==== RECORDS TO PROCESS ====

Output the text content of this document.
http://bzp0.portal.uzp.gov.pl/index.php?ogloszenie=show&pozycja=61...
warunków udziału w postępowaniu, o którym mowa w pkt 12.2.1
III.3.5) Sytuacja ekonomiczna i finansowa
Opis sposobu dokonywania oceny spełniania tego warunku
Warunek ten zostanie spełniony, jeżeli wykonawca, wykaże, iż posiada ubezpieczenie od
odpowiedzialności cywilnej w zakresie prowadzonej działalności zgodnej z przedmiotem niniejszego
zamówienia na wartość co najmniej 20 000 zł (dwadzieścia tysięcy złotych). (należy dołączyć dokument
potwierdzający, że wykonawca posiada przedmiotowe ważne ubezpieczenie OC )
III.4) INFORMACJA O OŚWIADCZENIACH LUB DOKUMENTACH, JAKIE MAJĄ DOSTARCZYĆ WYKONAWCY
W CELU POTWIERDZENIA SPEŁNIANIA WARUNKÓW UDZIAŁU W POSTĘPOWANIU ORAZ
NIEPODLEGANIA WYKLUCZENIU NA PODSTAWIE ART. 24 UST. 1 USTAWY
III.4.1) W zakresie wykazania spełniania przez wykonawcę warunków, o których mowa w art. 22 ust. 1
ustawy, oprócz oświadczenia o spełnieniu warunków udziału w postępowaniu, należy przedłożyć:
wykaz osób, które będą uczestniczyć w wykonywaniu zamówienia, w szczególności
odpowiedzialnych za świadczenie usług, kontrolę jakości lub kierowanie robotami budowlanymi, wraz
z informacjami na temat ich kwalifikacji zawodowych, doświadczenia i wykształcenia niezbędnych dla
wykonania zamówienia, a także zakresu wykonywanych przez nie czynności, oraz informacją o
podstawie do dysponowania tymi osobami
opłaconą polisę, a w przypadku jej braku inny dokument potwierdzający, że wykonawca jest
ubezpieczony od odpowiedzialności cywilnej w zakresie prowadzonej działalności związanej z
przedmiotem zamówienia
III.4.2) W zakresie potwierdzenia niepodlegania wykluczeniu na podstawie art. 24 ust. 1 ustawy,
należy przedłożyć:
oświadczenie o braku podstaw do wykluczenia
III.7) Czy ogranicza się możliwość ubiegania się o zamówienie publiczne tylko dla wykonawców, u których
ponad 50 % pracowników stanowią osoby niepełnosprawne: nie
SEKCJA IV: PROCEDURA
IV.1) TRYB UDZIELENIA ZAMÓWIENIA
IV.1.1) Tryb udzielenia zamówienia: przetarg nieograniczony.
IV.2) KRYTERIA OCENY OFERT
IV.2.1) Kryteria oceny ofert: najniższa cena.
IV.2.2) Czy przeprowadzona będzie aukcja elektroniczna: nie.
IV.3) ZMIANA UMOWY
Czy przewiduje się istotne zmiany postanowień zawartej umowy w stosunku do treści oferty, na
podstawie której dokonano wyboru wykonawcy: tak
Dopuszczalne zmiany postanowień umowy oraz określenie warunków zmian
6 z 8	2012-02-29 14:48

====

→ DESCRIPTION OF THE TASK: Write every entry out again exactly.

→ EXERCISE OUTPUT:
Output the text content of this document.
http://bzp0.portal.uzp.gov.pl/index.php?ogloszenie=show&pozycja=61...
warunków udziału w postępowaniu, o którym mowa w pkt 12.2.1
III.3.5) Sytuacja ekonomiczna i finansowa
Opis sposobu dokonywania oceny spełniania tego warunku
Warunek ten zostanie spełniony, jeżeli wykonawca, wykaże, iż posiada ubezpieczenie od
odpowiedzialności cywilnej w zakresie prowadzonej działalności zgodnej z przedmiotem niniejszego
zamówienia na wartość co najmniej 20 000 zł (dwadzieścia tysięcy złotych). (należy dołączyć dokument
potwierdzający, że wykonawca posiada przedmiotowe ważne ubezpieczenie OC )
III.4) INFORMACJA O OŚWIADCZENIACH LUB DOKUMENTACH, JAKIE MAJĄ DOSTARCZYĆ WYKONAWCY
W CELU POTWIERDZENIA SPEŁNIANIA WARUNKÓW UDZIAŁU W POSTĘPOWANIU ORAZ
NIEPODLEGANIA WYKLUCZENIU NA PODSTAWIE ART. 24 UST. 1 USTAWY
III.4.1) W zakresie wykazania spełniania przez wykonawcę warunków, o których mowa w art. 22 ust. 1
ustawy, oprócz oświadczenia o spełnieniu warunków udziału w postępowaniu, należy przedłożyć:
wykaz osób, które będą uczestniczyć w wykonywaniu zamówienia, w szczególności
odpowiedzialnych za świadczenie usług, kontrolę jakości lub kierowanie robotami budowlanymi, wraz
z informacjami na temat ich kwalifikacji zawodowych, doświadczenia i wykształcenia niezbędnych dla
wykonania zamówienia, a także zakresu wykonywanych przez nie czynności, oraz informacją o
podstawie do dysponowania tymi osobami
opłaconą polisę, a w przypadku jej braku inny dokument potwierdzający, że wykonawca jest
ubezpieczony od odpowiedzialności cywilnej w zakresie prowadzonej działalności związanej z
przedmiotem zamówienia
III.4.2) W zakresie potwierdzenia niepodlegania wykluczeniu na podstawie art. 24 ust. 1 ustawy,
należy przedłożyć:
oświadczenie o braku podstaw do wykluczenia
III.7) Czy ogranicza się możliwość ubiegania się o zamówienie publiczne tylko dla wykonawców, u których
ponad 50 % pracowników stanowią osoby niepełnosprawne: nie
SEKCJA IV: PROCEDURA
IV.1) TRYB UDZIELENIA ZAMÓWIENIA
IV.1.1) Tryb udzielenia zamówienia: przetarg nieograniczony.
IV.2) KRYTERIA OCENY OFERT
IV.2.1) Kryteria oceny ofert: najniższa cena.
IV.2.2) Czy przeprowadzona będzie aukcja elektroniczna: nie.
IV.3) ZMIANA UMOWY
Czy przewiduje się istotne zmiany postanowień zawartej umowy w stosunku do treści oferty, na
podstawie której dokonano wyboru wykonawcy: tak
Dopuszczalne zmiany postanowień umowy oraz określenie warunków zmian
6 z 8	2012-02-29 14:48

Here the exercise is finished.